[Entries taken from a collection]

+ + +

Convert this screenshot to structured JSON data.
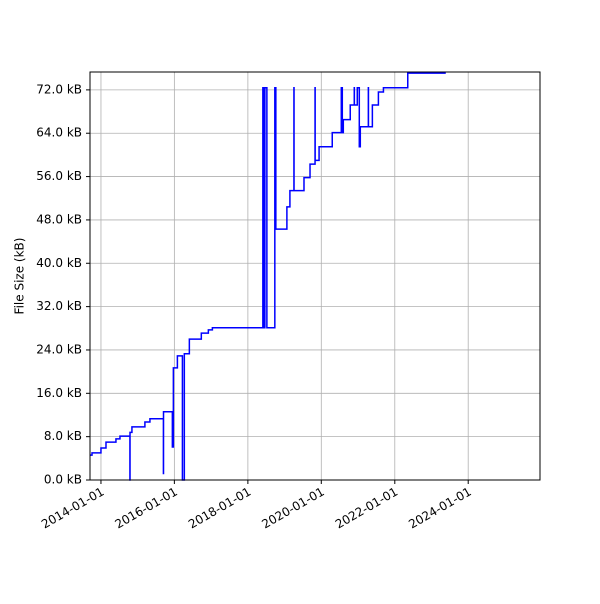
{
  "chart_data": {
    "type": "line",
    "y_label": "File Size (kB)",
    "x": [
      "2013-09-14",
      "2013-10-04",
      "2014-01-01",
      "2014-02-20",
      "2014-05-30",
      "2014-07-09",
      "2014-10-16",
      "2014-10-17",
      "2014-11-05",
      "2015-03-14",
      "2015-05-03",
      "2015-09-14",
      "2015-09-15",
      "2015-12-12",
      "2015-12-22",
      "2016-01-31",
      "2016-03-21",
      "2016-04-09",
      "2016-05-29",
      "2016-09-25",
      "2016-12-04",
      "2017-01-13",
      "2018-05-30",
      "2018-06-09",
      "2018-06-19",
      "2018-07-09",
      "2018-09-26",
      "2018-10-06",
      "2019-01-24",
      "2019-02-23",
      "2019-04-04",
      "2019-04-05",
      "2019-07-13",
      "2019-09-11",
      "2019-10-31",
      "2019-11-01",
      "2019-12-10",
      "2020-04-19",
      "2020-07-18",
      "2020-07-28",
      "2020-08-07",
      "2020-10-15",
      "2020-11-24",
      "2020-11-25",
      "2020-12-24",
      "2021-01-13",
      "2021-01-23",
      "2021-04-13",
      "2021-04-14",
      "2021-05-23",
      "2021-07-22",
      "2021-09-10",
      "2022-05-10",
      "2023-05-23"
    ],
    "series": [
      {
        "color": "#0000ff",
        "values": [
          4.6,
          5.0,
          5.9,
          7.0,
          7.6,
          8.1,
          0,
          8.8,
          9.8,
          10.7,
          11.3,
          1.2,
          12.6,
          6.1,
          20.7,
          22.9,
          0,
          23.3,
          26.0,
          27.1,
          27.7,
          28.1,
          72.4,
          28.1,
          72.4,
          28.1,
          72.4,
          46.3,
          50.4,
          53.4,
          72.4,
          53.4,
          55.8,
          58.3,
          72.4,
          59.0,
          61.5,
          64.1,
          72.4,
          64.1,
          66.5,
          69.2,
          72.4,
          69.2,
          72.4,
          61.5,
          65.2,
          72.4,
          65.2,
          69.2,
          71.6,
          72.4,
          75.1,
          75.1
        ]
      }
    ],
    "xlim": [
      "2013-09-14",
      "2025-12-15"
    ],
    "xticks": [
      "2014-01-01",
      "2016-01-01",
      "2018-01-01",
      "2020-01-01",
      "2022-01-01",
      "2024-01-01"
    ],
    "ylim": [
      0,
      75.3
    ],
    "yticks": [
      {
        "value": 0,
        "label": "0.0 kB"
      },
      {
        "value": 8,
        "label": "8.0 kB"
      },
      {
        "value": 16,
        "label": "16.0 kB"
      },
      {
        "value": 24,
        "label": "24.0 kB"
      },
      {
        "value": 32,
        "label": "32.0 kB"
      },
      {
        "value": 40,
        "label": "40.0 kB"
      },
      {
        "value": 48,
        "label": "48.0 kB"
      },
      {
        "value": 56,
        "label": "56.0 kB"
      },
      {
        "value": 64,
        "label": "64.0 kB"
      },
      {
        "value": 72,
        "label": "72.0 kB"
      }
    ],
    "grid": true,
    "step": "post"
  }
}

+ + +

#### REQUIREMENTS:
Omitting all images, print the listing exactly.

#### REPLY:
Convert this screenshot to structured JSON data.
{
  "chart_data": {
    "type": "line",
    "y_label": "File Size (kB)",
    "x": [
      "2013-09-14",
      "2013-10-04",
      "2014-01-01",
      "2014-02-20",
      "2014-05-30",
      "2014-07-09",
      "2014-10-16",
      "2014-10-17",
      "2014-11-05",
      "2015-03-14",
      "2015-05-03",
      "2015-09-14",
      "2015-09-15",
      "2015-12-12",
      "2015-12-22",
      "2016-01-31",
      "2016-03-21",
      "2016-04-09",
      "2016-05-29",
      "2016-09-25",
      "2016-12-04",
      "2017-01-13",
      "2018-05-30",
      "2018-06-09",
      "2018-06-19",
      "2018-07-09",
      "2018-09-26",
      "2018-10-06",
      "2019-01-24",
      "2019-02-23",
      "2019-04-04",
      "2019-04-05",
      "2019-07-13",
      "2019-09-11",
      "2019-10-31",
      "2019-11-01",
      "2019-12-10",
      "2020-04-19",
      "2020-07-18",
      "2020-07-28",
      "2020-08-07",
      "2020-10-15",
      "2020-11-24",
      "2020-11-25",
      "2020-12-24",
      "2021-01-13",
      "2021-01-23",
      "2021-04-13",
      "2021-04-14",
      "2021-05-23",
      "2021-07-22",
      "2021-09-10",
      "2022-05-10",
      "2023-05-23"
    ],
    "series": [
      {
        "color": "#0000ff",
        "values": [
          4.6,
          5.0,
          5.9,
          7.0,
          7.6,
          8.1,
          0,
          8.8,
          9.8,
          10.7,
          11.3,
          1.2,
          12.6,
          6.1,
          20.7,
          22.9,
          0,
          23.3,
          26.0,
          27.1,
          27.7,
          28.1,
          72.4,
          28.1,
          72.4,
          28.1,
          72.4,
          46.3,
          50.4,
          53.4,
          72.4,
          53.4,
          55.8,
          58.3,
          72.4,
          59.0,
          61.5,
          64.1,
          72.4,
          64.1,
          66.5,
          69.2,
          72.4,
          69.2,
          72.4,
          61.5,
          65.2,
          72.4,
          65.2,
          69.2,
          71.6,
          72.4,
          75.1,
          75.1
        ]
      }
    ],
    "xlim": [
      "2013-09-14",
      "2025-12-15"
    ],
    "xticks": [
      "2014-01-01",
      "2016-01-01",
      "2018-01-01",
      "2020-01-01",
      "2022-01-01",
      "2024-01-01"
    ],
    "ylim": [
      0,
      75.3
    ],
    "yticks": [
      {
        "value": 0,
        "label": "0.0 kB"
      },
      {
        "value": 8,
        "label": "8.0 kB"
      },
      {
        "value": 16,
        "label": "16.0 kB"
      },
      {
        "value": 24,
        "label": "24.0 kB"
      },
      {
        "value": 32,
        "label": "32.0 kB"
      },
      {
        "value": 40,
        "label": "40.0 kB"
      },
      {
        "value": 48,
        "label": "48.0 kB"
      },
      {
        "value": 56,
        "label": "56.0 kB"
      },
      {
        "value": 64,
        "label": "64.0 kB"
      },
      {
        "value": 72,
        "label": "72.0 kB"
      }
    ],
    "grid": true,
    "step": "post"
  }
}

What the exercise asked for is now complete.